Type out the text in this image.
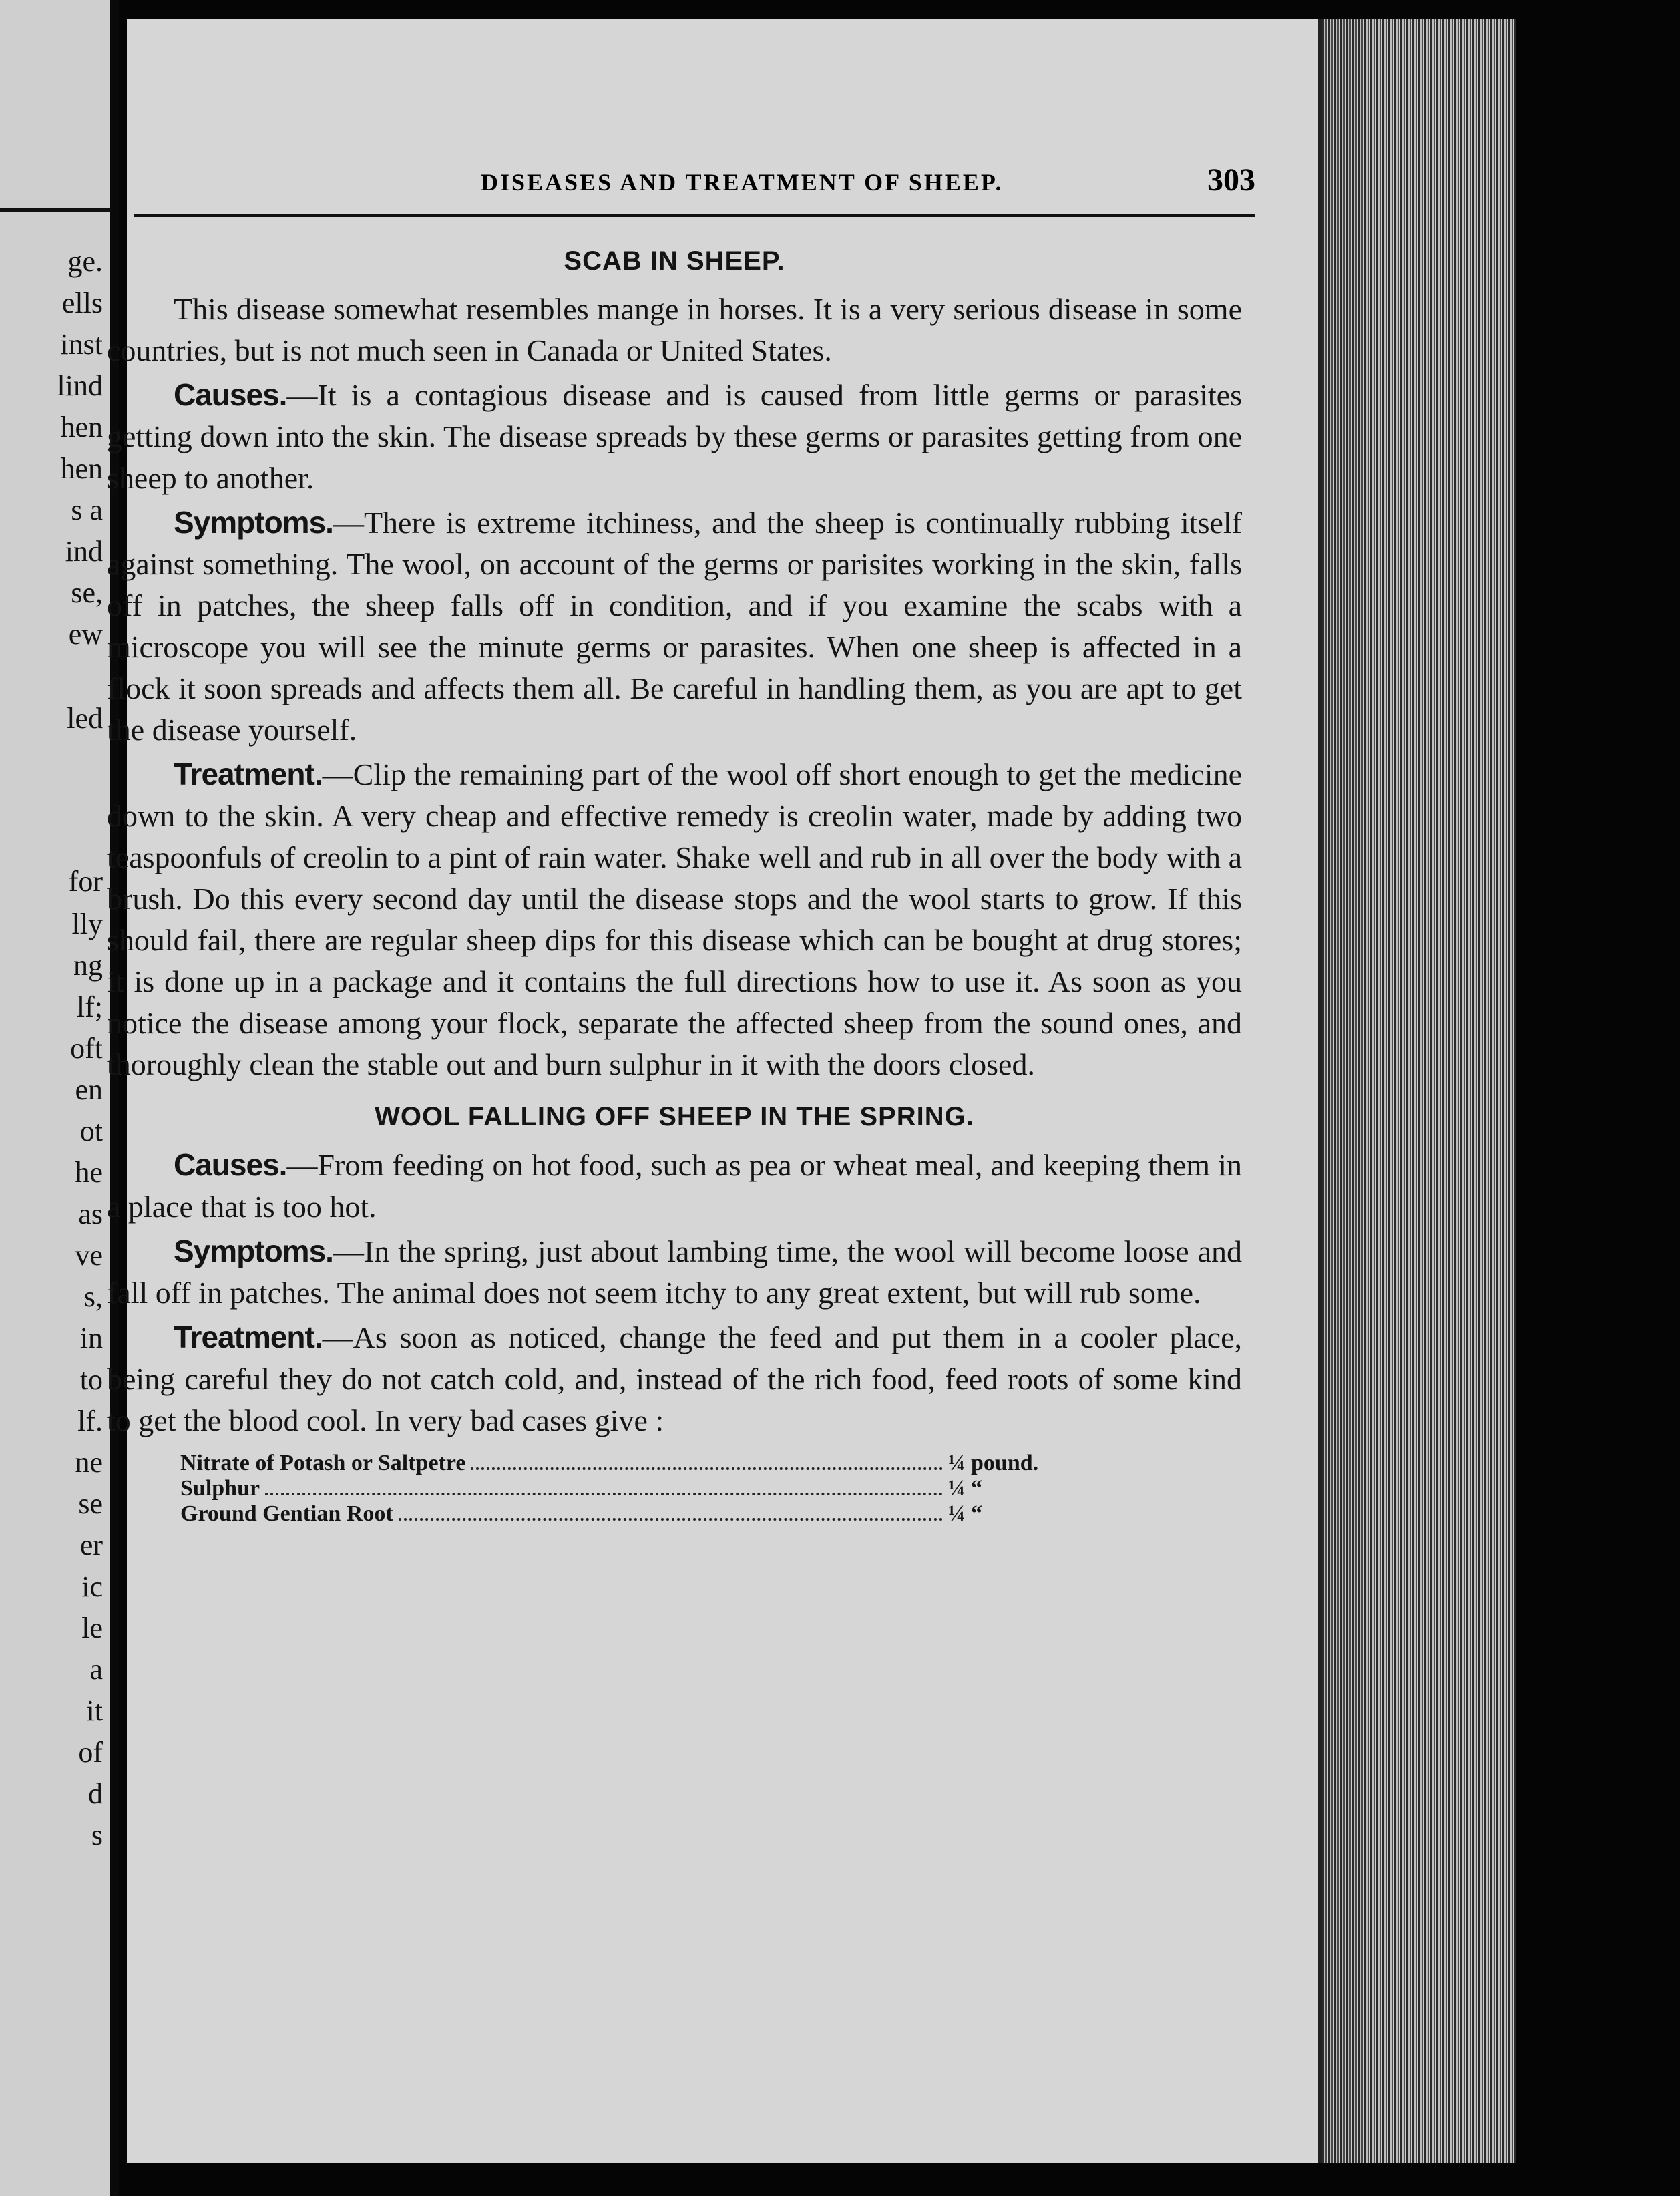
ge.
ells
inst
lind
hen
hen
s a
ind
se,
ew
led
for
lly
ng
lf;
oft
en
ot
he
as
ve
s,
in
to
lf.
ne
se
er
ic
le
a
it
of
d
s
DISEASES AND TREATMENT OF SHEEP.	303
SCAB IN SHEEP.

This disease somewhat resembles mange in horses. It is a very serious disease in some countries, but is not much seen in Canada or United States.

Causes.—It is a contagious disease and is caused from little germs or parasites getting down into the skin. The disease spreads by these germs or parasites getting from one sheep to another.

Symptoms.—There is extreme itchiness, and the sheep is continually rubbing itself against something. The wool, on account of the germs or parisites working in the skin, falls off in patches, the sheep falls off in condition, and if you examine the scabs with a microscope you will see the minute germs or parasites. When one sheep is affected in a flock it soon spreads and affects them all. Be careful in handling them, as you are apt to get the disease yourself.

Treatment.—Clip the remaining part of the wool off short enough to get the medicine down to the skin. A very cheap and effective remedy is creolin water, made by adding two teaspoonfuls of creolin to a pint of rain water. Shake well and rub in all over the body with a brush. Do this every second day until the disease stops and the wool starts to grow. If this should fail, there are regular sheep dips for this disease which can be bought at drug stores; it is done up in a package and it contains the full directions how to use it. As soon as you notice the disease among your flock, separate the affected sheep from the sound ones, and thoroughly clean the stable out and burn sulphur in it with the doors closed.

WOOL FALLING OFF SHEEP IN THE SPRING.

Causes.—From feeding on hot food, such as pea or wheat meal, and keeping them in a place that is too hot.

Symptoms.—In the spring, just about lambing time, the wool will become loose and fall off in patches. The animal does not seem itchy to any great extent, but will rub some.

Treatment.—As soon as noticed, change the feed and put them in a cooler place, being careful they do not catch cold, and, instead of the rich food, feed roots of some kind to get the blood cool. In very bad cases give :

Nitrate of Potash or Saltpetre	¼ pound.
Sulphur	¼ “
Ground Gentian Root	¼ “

• • • • •

*Exercise details*:
Using the entries above, return each line in which the word "Causes" occurs.

*Exercise result*:
Causes.—It is a contagious disease and is caused from little germs or parasites getting down into the skin. The disease spreads by these germs or parasites getting from one sheep to another.
Causes.—From feeding on hot food, such as pea or wheat meal, and keeping them in a place that is too hot.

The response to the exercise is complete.